====== Listed entries ======

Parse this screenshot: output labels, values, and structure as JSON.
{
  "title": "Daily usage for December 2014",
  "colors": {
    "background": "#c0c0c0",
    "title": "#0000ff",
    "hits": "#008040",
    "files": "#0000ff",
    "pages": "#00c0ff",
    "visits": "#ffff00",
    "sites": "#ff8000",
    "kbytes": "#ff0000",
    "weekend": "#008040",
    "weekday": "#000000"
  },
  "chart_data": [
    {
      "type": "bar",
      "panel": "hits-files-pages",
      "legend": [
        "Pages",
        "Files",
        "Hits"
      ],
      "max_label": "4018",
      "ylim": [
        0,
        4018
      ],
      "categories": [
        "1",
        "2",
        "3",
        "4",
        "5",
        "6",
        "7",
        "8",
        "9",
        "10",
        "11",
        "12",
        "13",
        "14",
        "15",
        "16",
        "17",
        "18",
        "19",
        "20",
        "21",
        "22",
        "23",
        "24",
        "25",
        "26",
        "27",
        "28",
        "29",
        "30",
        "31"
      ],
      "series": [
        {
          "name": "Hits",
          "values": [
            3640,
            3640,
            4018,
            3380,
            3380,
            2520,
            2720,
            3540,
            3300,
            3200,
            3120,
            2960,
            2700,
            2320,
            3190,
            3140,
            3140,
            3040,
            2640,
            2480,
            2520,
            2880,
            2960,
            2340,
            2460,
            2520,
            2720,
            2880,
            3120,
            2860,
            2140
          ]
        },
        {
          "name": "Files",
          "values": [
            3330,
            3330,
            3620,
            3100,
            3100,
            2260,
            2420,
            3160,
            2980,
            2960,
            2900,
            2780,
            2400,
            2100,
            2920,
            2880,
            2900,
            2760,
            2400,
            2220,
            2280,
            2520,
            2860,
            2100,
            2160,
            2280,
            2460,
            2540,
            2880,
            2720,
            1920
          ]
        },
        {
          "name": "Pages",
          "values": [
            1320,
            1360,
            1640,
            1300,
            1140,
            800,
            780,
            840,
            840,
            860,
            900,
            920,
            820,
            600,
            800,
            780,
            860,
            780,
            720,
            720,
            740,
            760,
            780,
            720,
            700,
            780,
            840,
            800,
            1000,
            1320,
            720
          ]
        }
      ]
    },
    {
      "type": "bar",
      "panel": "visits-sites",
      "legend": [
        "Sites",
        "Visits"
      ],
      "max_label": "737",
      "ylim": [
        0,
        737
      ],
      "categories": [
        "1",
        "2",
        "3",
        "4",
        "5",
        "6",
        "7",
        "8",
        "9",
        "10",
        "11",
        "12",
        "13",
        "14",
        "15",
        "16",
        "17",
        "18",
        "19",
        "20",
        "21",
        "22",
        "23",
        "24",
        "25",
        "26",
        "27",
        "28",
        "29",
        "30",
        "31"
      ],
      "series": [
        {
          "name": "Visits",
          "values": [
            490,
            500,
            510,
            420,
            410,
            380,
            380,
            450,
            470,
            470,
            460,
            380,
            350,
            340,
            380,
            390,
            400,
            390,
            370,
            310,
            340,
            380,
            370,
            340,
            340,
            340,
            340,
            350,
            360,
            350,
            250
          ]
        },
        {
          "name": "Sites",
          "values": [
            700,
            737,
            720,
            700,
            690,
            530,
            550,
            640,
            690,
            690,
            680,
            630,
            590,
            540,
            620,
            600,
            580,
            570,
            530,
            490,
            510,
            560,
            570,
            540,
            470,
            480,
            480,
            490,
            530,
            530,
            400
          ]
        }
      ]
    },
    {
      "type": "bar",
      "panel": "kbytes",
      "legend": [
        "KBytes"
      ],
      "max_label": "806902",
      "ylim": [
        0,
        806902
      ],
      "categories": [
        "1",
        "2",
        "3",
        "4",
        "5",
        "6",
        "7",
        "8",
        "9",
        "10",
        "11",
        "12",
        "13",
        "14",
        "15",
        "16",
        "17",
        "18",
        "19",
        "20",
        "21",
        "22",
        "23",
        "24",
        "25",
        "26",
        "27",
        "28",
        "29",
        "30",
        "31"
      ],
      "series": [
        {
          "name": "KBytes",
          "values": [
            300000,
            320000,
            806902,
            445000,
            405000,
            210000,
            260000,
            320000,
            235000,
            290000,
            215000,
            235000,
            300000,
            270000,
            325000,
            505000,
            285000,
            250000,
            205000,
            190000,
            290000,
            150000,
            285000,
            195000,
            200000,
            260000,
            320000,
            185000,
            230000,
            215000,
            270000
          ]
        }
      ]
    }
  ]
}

======

**Required task**
Extract every record and return it verbatim.

**Written reply**
Parse this screenshot: output labels, values, and structure as JSON.
{
  "title": "Daily usage for December 2014",
  "colors": {
    "background": "#c0c0c0",
    "title": "#0000ff",
    "hits": "#008040",
    "files": "#0000ff",
    "pages": "#00c0ff",
    "visits": "#ffff00",
    "sites": "#ff8000",
    "kbytes": "#ff0000",
    "weekend": "#008040",
    "weekday": "#000000"
  },
  "chart_data": [
    {
      "type": "bar",
      "panel": "hits-files-pages",
      "legend": [
        "Pages",
        "Files",
        "Hits"
      ],
      "max_label": "4018",
      "ylim": [
        0,
        4018
      ],
      "categories": [
        "1",
        "2",
        "3",
        "4",
        "5",
        "6",
        "7",
        "8",
        "9",
        "10",
        "11",
        "12",
        "13",
        "14",
        "15",
        "16",
        "17",
        "18",
        "19",
        "20",
        "21",
        "22",
        "23",
        "24",
        "25",
        "26",
        "27",
        "28",
        "29",
        "30",
        "31"
      ],
      "series": [
        {
          "name": "Hits",
          "values": [
            3640,
            3640,
            4018,
            3380,
            3380,
            2520,
            2720,
            3540,
            3300,
            3200,
            3120,
            2960,
            2700,
            2320,
            3190,
            3140,
            3140,
            3040,
            2640,
            2480,
            2520,
            2880,
            2960,
            2340,
            2460,
            2520,
            2720,
            2880,
            3120,
            2860,
            2140
          ]
        },
        {
          "name": "Files",
          "values": [
            3330,
            3330,
            3620,
            3100,
            3100,
            2260,
            2420,
            3160,
            2980,
            2960,
            2900,
            2780,
            2400,
            2100,
            2920,
            2880,
            2900,
            2760,
            2400,
            2220,
            2280,
            2520,
            2860,
            2100,
            2160,
            2280,
            2460,
            2540,
            2880,
            2720,
            1920
          ]
        },
        {
          "name": "Pages",
          "values": [
            1320,
            1360,
            1640,
            1300,
            1140,
            800,
            780,
            840,
            840,
            860,
            900,
            920,
            820,
            600,
            800,
            780,
            860,
            780,
            720,
            720,
            740,
            760,
            780,
            720,
            700,
            780,
            840,
            800,
            1000,
            1320,
            720
          ]
        }
      ]
    },
    {
      "type": "bar",
      "panel": "visits-sites",
      "legend": [
        "Sites",
        "Visits"
      ],
      "max_label": "737",
      "ylim": [
        0,
        737
      ],
      "categories": [
        "1",
        "2",
        "3",
        "4",
        "5",
        "6",
        "7",
        "8",
        "9",
        "10",
        "11",
        "12",
        "13",
        "14",
        "15",
        "16",
        "17",
        "18",
        "19",
        "20",
        "21",
        "22",
        "23",
        "24",
        "25",
        "26",
        "27",
        "28",
        "29",
        "30",
        "31"
      ],
      "series": [
        {
          "name": "Visits",
          "values": [
            490,
            500,
            510,
            420,
            410,
            380,
            380,
            450,
            470,
            470,
            460,
            380,
            350,
            340,
            380,
            390,
            400,
            390,
            370,
            310,
            340,
            380,
            370,
            340,
            340,
            340,
            340,
            350,
            360,
            350,
            250
          ]
        },
        {
          "name": "Sites",
          "values": [
            700,
            737,
            720,
            700,
            690,
            530,
            550,
            640,
            690,
            690,
            680,
            630,
            590,
            540,
            620,
            600,
            580,
            570,
            530,
            490,
            510,
            560,
            570,
            540,
            470,
            480,
            480,
            490,
            530,
            530,
            400
          ]
        }
      ]
    },
    {
      "type": "bar",
      "panel": "kbytes",
      "legend": [
        "KBytes"
      ],
      "max_label": "806902",
      "ylim": [
        0,
        806902
      ],
      "categories": [
        "1",
        "2",
        "3",
        "4",
        "5",
        "6",
        "7",
        "8",
        "9",
        "10",
        "11",
        "12",
        "13",
        "14",
        "15",
        "16",
        "17",
        "18",
        "19",
        "20",
        "21",
        "22",
        "23",
        "24",
        "25",
        "26",
        "27",
        "28",
        "29",
        "30",
        "31"
      ],
      "series": [
        {
          "name": "KBytes",
          "values": [
            300000,
            320000,
            806902,
            445000,
            405000,
            210000,
            260000,
            320000,
            235000,
            290000,
            215000,
            235000,
            300000,
            270000,
            325000,
            505000,
            285000,
            250000,
            205000,
            190000,
            290000,
            150000,
            285000,
            195000,
            200000,
            260000,
            320000,
            185000,
            230000,
            215000,
            270000
          ]
        }
      ]
    }
  ]
}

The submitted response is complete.